| Directive |
Repeat each record below exactly, dropping the pictures.

| Dataset entries |
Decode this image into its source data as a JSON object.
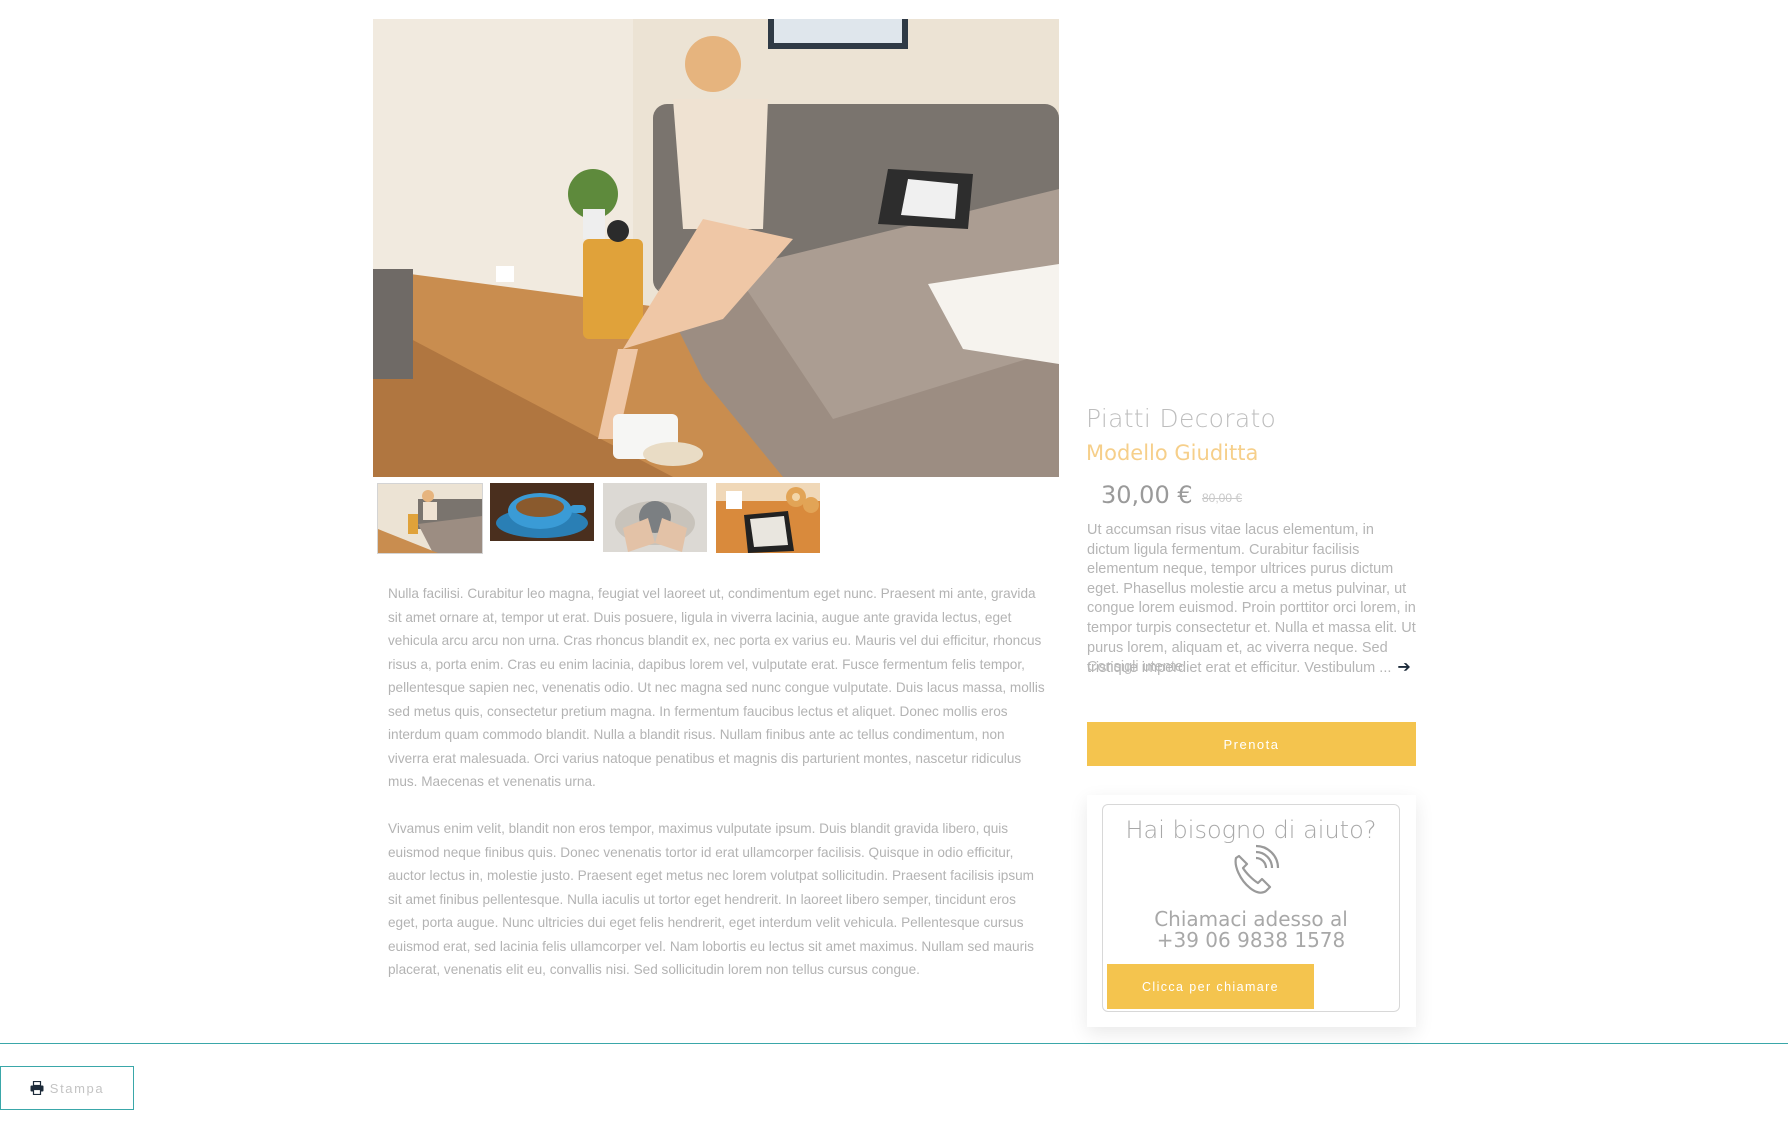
{
  "product": {
    "title": "Piatti Decorato",
    "subtitle": "Modello Giuditta",
    "price": "30,00 €",
    "old_price": "80,00 €",
    "short_description": "Ut accumsan risus vitae lacus elementum, in dictum ligula fermentum. Curabitur facilisis elementum neque, tempor ultrices purus dictum eget. Phasellus molestie arcu a metus pulvinar, ut congue lorem euismod. Proin porttitor orci lorem, in tempor turpis consectetur et. Nulla et massa elit. Ut purus lorem, aliquam et, ac viverra neque. Sed tristique imperdiet erat et efficitur. Vestibulum ...",
    "overlap_label": "Consigli utente",
    "arrow_icon": "arrow-right-icon",
    "book_button": "Prenota"
  },
  "description": {
    "paragraphs": [
      "Nulla facilisi. Curabitur leo magna, feugiat vel laoreet ut, condimentum eget nunc. Praesent mi ante, gravida sit amet ornare at, tempor ut erat. Duis posuere, ligula in viverra lacinia, augue ante gravida lectus, eget vehicula arcu arcu non urna. Cras rhoncus blandit ex, nec porta ex varius eu. Mauris vel dui efficitur, rhoncus risus a, porta enim. Cras eu enim lacinia, dapibus lorem vel, vulputate erat. Fusce fermentum felis tempor, pellentesque sapien nec, venenatis odio. Ut nec magna sed nunc congue vulputate. Duis lacus massa, mollis sed metus quis, consectetur pretium magna. In fermentum faucibus lectus et aliquet. Donec mollis eros interdum quam commodo blandit. Nulla a blandit risus. Nullam finibus ante ac tellus condimentum, non viverra erat malesuada. Orci varius natoque penatibus et magnis dis parturient montes, nascetur ridiculus mus. Maecenas et venenatis urna.",
      "Vivamus enim velit, blandit non eros tempor, maximus vulputate ipsum. Duis blandit gravida libero, quis euismod neque finibus quis. Donec venenatis tortor id erat ullamcorper facilisis. Quisque in odio efficitur, auctor lectus in, molestie justo. Praesent eget metus nec lorem volutpat sollicitudin. Praesent facilisis ipsum sit amet finibus pellentesque. Nulla iaculis ut tortor eget hendrerit. In laoreet libero semper, tincidunt eros eget, porta augue. Nunc ultricies dui eget felis hendrerit, eget interdum velit vehicula. Pellentesque cursus euismod erat, sed lacinia felis ullamcorper vel. Nam lobortis eu lectus sit amet maximus. Nullam sed mauris placerat, venenatis elit eu, convallis nisi. Sed sollicitudin lorem non tellus cursus congue."
    ]
  },
  "help": {
    "title": "Hai bisogno di aiuto?",
    "call_line1": "Chiamaci adesso al",
    "call_line2": "+39 06 9838 1578",
    "call_button": "Clicca per chiamare",
    "icon": "phone-icon"
  },
  "footer": {
    "print_button": "Stampa",
    "print_icon": "printer-icon"
  },
  "colors": {
    "accent": "#f4c44e",
    "subtitle": "#f6cf8a",
    "teal": "#3aa7a9"
  }
}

| Written answer |
Decode this image into its source data as a JSON object.
{
  "product": {
    "title": "Piatti Decorato",
    "subtitle": "Modello Giuditta",
    "price": "30,00 €",
    "old_price": "80,00 €",
    "short_description": "Ut accumsan risus vitae lacus elementum, in dictum ligula fermentum. Curabitur facilisis elementum neque, tempor ultrices purus dictum eget. Phasellus molestie arcu a metus pulvinar, ut congue lorem euismod. Proin porttitor orci lorem, in tempor turpis consectetur et. Nulla et massa elit. Ut purus lorem, aliquam et, ac viverra neque. Sed tristique imperdiet erat et efficitur. Vestibulum ...",
    "overlap_label": "Consigli utente",
    "arrow_icon": "arrow-right-icon",
    "book_button": "Prenota"
  },
  "description": {
    "paragraphs": [
      "Nulla facilisi. Curabitur leo magna, feugiat vel laoreet ut, condimentum eget nunc. Praesent mi ante, gravida sit amet ornare at, tempor ut erat. Duis posuere, ligula in viverra lacinia, augue ante gravida lectus, eget vehicula arcu arcu non urna. Cras rhoncus blandit ex, nec porta ex varius eu. Mauris vel dui efficitur, rhoncus risus a, porta enim. Cras eu enim lacinia, dapibus lorem vel, vulputate erat. Fusce fermentum felis tempor, pellentesque sapien nec, venenatis odio. Ut nec magna sed nunc congue vulputate. Duis lacus massa, mollis sed metus quis, consectetur pretium magna. In fermentum faucibus lectus et aliquet. Donec mollis eros interdum quam commodo blandit. Nulla a blandit risus. Nullam finibus ante ac tellus condimentum, non viverra erat malesuada. Orci varius natoque penatibus et magnis dis parturient montes, nascetur ridiculus mus. Maecenas et venenatis urna.",
      "Vivamus enim velit, blandit non eros tempor, maximus vulputate ipsum. Duis blandit gravida libero, quis euismod neque finibus quis. Donec venenatis tortor id erat ullamcorper facilisis. Quisque in odio efficitur, auctor lectus in, molestie justo. Praesent eget metus nec lorem volutpat sollicitudin. Praesent facilisis ipsum sit amet finibus pellentesque. Nulla iaculis ut tortor eget hendrerit. In laoreet libero semper, tincidunt eros eget, porta augue. Nunc ultricies dui eget felis hendrerit, eget interdum velit vehicula. Pellentesque cursus euismod erat, sed lacinia felis ullamcorper vel. Nam lobortis eu lectus sit amet maximus. Nullam sed mauris placerat, venenatis elit eu, convallis nisi. Sed sollicitudin lorem non tellus cursus congue."
    ]
  },
  "help": {
    "title": "Hai bisogno di aiuto?",
    "call_line1": "Chiamaci adesso al",
    "call_line2": "+39 06 9838 1578",
    "call_button": "Clicca per chiamare",
    "icon": "phone-icon"
  },
  "footer": {
    "print_button": "Stampa",
    "print_icon": "printer-icon"
  },
  "colors": {
    "accent": "#f4c44e",
    "subtitle": "#f6cf8a",
    "teal": "#3aa7a9"
  }
}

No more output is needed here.